> _WHAT TO PRODUCE_: Copy out the lines below word for word, but leave out the pictures.

● ● ●

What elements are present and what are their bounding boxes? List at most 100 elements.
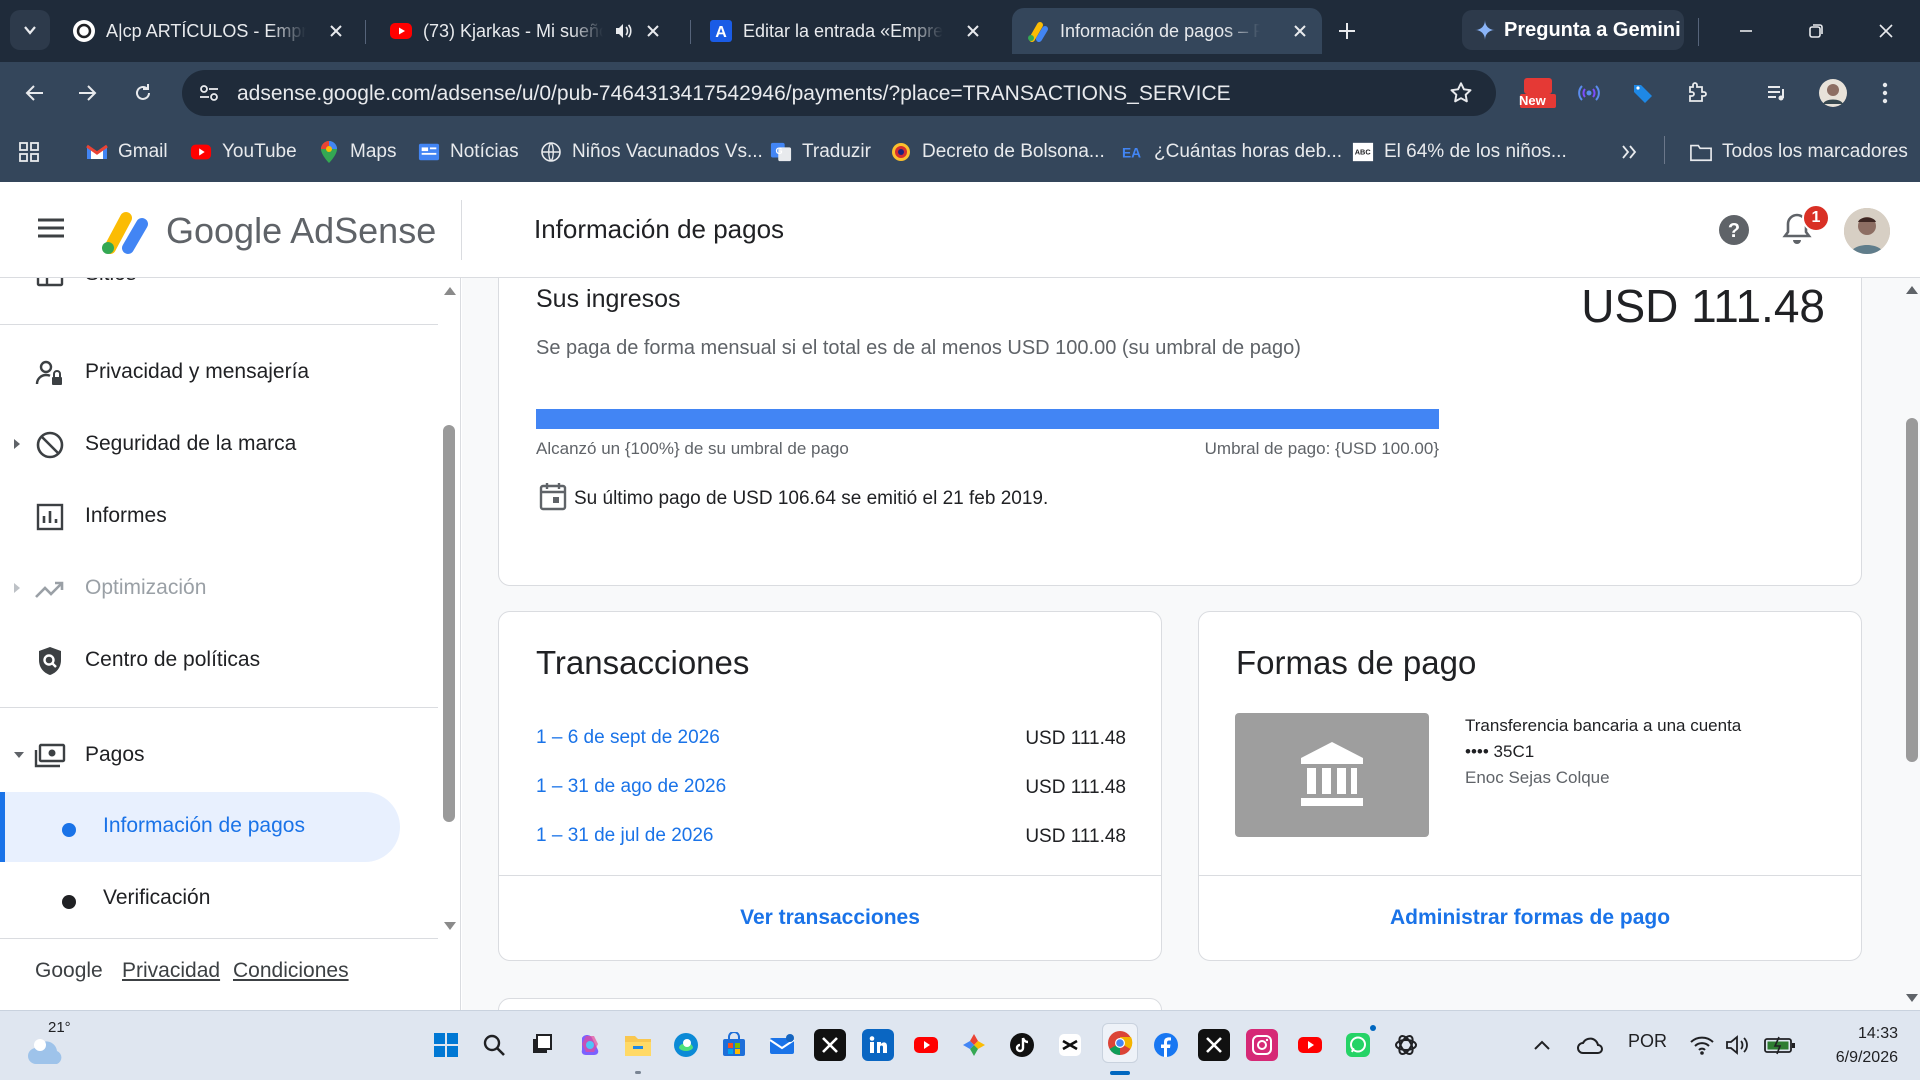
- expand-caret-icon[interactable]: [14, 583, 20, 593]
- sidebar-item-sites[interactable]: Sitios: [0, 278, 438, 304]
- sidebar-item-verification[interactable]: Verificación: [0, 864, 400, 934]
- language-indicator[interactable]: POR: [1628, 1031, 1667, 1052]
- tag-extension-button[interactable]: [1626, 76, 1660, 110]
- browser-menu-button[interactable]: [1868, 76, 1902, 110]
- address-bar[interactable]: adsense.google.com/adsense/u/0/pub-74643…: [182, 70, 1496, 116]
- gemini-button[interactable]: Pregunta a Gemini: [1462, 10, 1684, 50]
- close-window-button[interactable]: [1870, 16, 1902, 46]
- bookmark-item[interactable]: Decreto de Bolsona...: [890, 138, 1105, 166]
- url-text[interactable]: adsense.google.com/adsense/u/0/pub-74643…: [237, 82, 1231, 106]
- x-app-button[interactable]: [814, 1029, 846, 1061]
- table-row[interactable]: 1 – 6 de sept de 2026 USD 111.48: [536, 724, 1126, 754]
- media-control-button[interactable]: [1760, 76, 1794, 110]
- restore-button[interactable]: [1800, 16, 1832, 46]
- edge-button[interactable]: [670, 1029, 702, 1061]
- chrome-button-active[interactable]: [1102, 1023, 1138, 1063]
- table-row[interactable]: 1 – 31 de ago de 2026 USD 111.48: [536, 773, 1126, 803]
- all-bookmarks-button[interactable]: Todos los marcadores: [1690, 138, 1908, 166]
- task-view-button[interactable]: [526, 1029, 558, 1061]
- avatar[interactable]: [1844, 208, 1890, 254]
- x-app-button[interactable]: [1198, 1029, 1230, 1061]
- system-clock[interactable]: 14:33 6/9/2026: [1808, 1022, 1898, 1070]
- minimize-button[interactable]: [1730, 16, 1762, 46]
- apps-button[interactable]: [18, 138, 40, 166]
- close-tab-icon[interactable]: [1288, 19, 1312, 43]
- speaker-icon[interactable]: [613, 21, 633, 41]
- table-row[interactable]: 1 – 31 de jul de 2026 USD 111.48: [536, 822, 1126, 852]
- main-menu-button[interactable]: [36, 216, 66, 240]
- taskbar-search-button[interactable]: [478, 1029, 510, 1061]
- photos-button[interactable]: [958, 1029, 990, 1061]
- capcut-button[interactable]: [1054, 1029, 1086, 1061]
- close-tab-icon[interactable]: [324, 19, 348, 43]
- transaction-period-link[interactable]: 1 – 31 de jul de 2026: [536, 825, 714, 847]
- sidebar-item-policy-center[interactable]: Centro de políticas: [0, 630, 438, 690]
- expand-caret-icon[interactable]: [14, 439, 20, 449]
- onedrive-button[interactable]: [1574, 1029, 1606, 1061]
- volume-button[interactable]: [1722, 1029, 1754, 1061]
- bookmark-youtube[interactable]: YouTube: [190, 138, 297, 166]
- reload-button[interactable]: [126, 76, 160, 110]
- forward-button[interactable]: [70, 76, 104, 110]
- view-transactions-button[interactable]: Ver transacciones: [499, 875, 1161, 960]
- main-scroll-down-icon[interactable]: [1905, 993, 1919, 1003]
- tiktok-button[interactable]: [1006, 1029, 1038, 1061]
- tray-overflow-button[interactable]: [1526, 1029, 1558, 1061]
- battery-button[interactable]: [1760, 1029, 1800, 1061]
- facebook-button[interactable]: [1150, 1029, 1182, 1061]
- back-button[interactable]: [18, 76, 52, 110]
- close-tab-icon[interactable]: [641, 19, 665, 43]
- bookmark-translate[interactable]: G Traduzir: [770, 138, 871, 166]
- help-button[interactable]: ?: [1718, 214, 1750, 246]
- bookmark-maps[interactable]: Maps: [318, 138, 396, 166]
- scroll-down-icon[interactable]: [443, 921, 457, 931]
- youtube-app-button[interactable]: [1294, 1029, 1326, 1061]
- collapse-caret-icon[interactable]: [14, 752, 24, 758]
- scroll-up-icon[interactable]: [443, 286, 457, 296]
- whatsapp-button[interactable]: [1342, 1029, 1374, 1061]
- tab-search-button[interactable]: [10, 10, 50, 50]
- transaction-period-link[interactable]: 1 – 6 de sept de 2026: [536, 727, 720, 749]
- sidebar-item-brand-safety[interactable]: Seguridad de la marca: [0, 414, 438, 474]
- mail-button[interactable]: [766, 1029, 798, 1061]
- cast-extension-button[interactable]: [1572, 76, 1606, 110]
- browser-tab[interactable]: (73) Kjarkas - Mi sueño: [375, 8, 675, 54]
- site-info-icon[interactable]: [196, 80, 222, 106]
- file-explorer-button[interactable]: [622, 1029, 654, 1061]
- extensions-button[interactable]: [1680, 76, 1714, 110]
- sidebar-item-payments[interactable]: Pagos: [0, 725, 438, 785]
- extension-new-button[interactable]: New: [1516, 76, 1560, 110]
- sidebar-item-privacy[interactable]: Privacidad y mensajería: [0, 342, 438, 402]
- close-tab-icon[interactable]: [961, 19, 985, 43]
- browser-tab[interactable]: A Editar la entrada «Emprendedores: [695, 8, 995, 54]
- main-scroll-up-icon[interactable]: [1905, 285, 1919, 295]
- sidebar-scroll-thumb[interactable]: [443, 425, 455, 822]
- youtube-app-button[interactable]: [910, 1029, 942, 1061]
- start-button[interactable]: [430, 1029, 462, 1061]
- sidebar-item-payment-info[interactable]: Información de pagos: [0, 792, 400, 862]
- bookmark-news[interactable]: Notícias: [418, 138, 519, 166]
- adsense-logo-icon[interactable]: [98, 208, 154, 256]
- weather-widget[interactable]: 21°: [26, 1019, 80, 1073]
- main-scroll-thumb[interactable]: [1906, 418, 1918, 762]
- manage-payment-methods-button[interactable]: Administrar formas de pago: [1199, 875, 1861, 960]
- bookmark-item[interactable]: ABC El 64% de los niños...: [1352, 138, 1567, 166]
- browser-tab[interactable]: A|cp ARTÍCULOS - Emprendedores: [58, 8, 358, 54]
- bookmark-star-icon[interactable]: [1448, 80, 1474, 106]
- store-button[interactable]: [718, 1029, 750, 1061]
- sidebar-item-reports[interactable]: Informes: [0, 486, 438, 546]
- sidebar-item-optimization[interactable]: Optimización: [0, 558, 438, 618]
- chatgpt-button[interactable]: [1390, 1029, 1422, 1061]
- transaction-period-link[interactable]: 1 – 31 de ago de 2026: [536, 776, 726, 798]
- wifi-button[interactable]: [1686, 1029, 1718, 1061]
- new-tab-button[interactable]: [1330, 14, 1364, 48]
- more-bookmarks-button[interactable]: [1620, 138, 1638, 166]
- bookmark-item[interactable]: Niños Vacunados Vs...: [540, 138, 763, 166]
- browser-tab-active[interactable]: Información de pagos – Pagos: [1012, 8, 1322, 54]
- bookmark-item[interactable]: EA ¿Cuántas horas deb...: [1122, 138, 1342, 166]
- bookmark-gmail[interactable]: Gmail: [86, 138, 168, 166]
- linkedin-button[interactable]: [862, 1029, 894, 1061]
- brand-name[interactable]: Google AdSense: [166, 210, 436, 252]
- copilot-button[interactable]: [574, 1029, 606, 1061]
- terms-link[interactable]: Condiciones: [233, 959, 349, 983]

● ● ●

> _FINAL ANSWER_:
What elements are present and what are their bounding boxes? List at most 100 elements.
- expand-caret-icon[interactable]: [14, 583, 20, 593]
- sidebar-item-sites[interactable]: Sitios: [0, 278, 438, 304]
- sidebar-item-verification[interactable]: Verificación: [0, 864, 400, 934]
- language-indicator[interactable]: POR: [1628, 1031, 1667, 1052]
- tag-extension-button[interactable]: [1626, 76, 1660, 110]
- browser-menu-button[interactable]: [1868, 76, 1902, 110]
- address-bar[interactable]: adsense.google.com/adsense/u/0/pub-74643…: [182, 70, 1496, 116]
- gemini-button[interactable]: Pregunta a Gemini: [1462, 10, 1684, 50]
- close-window-button[interactable]: [1870, 16, 1902, 46]
- bookmark-item[interactable]: Decreto de Bolsona...: [890, 138, 1105, 166]
- url-text[interactable]: adsense.google.com/adsense/u/0/pub-74643…: [237, 82, 1231, 106]
- x-app-button[interactable]: [814, 1029, 846, 1061]
- table-row[interactable]: 1 – 6 de sept de 2026 USD 111.48: [536, 724, 1126, 754]
- media-control-button[interactable]: [1760, 76, 1794, 110]
- restore-button[interactable]: [1800, 16, 1832, 46]
- edge-button[interactable]: [670, 1029, 702, 1061]
- chrome-button-active[interactable]: [1102, 1023, 1138, 1063]
- table-row[interactable]: 1 – 31 de ago de 2026 USD 111.48: [536, 773, 1126, 803]
- all-bookmarks-button[interactable]: Todos los marcadores: [1690, 138, 1908, 166]
- task-view-button[interactable]: [526, 1029, 558, 1061]
- avatar[interactable]: [1844, 208, 1890, 254]
- x-app-button[interactable]: [1198, 1029, 1230, 1061]
- system-clock[interactable]: 14:33 6/9/2026: [1808, 1022, 1898, 1070]
- minimize-button[interactable]: [1730, 16, 1762, 46]
- apps-button[interactable]: [18, 138, 40, 166]
- close-tab-icon[interactable]: [1288, 19, 1312, 43]
- speaker-icon[interactable]: [613, 21, 633, 41]
- table-row[interactable]: 1 – 31 de jul de 2026 USD 111.48: [536, 822, 1126, 852]
- main-menu-button[interactable]: [36, 216, 66, 240]
- taskbar-search-button[interactable]: [478, 1029, 510, 1061]
- photos-button[interactable]: [958, 1029, 990, 1061]
- capcut-button[interactable]: [1054, 1029, 1086, 1061]
- close-tab-icon[interactable]: [324, 19, 348, 43]
- transaction-period-link[interactable]: 1 – 31 de jul de 2026: [536, 825, 714, 847]
- sidebar-item-policy-center[interactable]: Centro de políticas: [0, 630, 438, 690]
- expand-caret-icon[interactable]: [14, 439, 20, 449]
- onedrive-button[interactable]: [1574, 1029, 1606, 1061]
- volume-button[interactable]: [1722, 1029, 1754, 1061]
- bookmark-youtube[interactable]: YouTube: [190, 138, 297, 166]
- reload-button[interactable]: [126, 76, 160, 110]
- forward-button[interactable]: [70, 76, 104, 110]
- view-transactions-button[interactable]: Ver transacciones: [499, 875, 1161, 960]
- main-scroll-down-icon[interactable]: [1905, 993, 1919, 1003]
- tiktok-button[interactable]: [1006, 1029, 1038, 1061]
- tray-overflow-button[interactable]: [1526, 1029, 1558, 1061]
- battery-button[interactable]: [1760, 1029, 1800, 1061]
- facebook-button[interactable]: [1150, 1029, 1182, 1061]
- back-button[interactable]: [18, 76, 52, 110]
- close-tab-icon[interactable]: [641, 19, 665, 43]
- bookmark-translate[interactable]: G Traduzir: [770, 138, 871, 166]
- help-button[interactable]: ?: [1718, 214, 1750, 246]
- bookmark-maps[interactable]: Maps: [318, 138, 396, 166]
- scroll-down-icon[interactable]: [443, 921, 457, 931]
- youtube-app-button[interactable]: [1294, 1029, 1326, 1061]
- collapse-caret-icon[interactable]: [14, 752, 24, 758]
- scroll-up-icon[interactable]: [443, 286, 457, 296]
- whatsapp-button[interactable]: [1342, 1029, 1374, 1061]
- tab-search-button[interactable]: [10, 10, 50, 50]
- transaction-period-link[interactable]: 1 – 6 de sept de 2026: [536, 727, 720, 749]
- sidebar-item-brand-safety[interactable]: Seguridad de la marca: [0, 414, 438, 474]
- mail-button[interactable]: [766, 1029, 798, 1061]
- cast-extension-button[interactable]: [1572, 76, 1606, 110]
- browser-tab[interactable]: (73) Kjarkas - Mi sueño: [375, 8, 675, 54]
- site-info-icon[interactable]: [196, 80, 222, 106]
- file-explorer-button[interactable]: [622, 1029, 654, 1061]
- extensions-button[interactable]: [1680, 76, 1714, 110]
- sidebar-item-payments[interactable]: Pagos: [0, 725, 438, 785]
- extension-new-button[interactable]: New: [1516, 76, 1560, 110]
- sidebar-item-privacy[interactable]: Privacidad y mensajería: [0, 342, 438, 402]
- close-tab-icon[interactable]: [961, 19, 985, 43]
- browser-tab[interactable]: A Editar la entrada «Emprendedores: [695, 8, 995, 54]
- main-scroll-up-icon[interactable]: [1905, 285, 1919, 295]
- sidebar-scroll-thumb[interactable]: [443, 425, 455, 822]
- youtube-app-button[interactable]: [910, 1029, 942, 1061]
- start-button[interactable]: [430, 1029, 462, 1061]
- sidebar-item-payment-info[interactable]: Información de pagos: [0, 792, 400, 862]
- bookmark-news[interactable]: Notícias: [418, 138, 519, 166]
- adsense-logo-icon[interactable]: [98, 208, 154, 256]
- weather-widget[interactable]: 21°: [26, 1019, 80, 1073]
- main-scroll-thumb[interactable]: [1906, 418, 1918, 762]
- manage-payment-methods-button[interactable]: Administrar formas de pago: [1199, 875, 1861, 960]
- bookmark-item[interactable]: ABC El 64% de los niños...: [1352, 138, 1567, 166]
- browser-tab[interactable]: A|cp ARTÍCULOS - Emprendedores: [58, 8, 358, 54]
- bookmark-star-icon[interactable]: [1448, 80, 1474, 106]
- store-button[interactable]: [718, 1029, 750, 1061]
- sidebar-item-reports[interactable]: Informes: [0, 486, 438, 546]
- sidebar-item-optimization[interactable]: Optimización: [0, 558, 438, 618]
- chatgpt-button[interactable]: [1390, 1029, 1422, 1061]
- transaction-period-link[interactable]: 1 – 31 de ago de 2026: [536, 776, 726, 798]
- wifi-button[interactable]: [1686, 1029, 1718, 1061]
- new-tab-button[interactable]: [1330, 14, 1364, 48]
- more-bookmarks-button[interactable]: [1620, 138, 1638, 166]
- bookmark-item[interactable]: Niños Vacunados Vs...: [540, 138, 763, 166]
- browser-tab-active[interactable]: Información de pagos – Pagos: [1012, 8, 1322, 54]
- bookmark-item[interactable]: EA ¿Cuántas horas deb...: [1122, 138, 1342, 166]
- bookmark-gmail[interactable]: Gmail: [86, 138, 168, 166]
- linkedin-button[interactable]: [862, 1029, 894, 1061]
- brand-name[interactable]: Google AdSense: [166, 210, 436, 252]
- copilot-button[interactable]: [574, 1029, 606, 1061]
- terms-link[interactable]: Condiciones: [233, 959, 349, 983]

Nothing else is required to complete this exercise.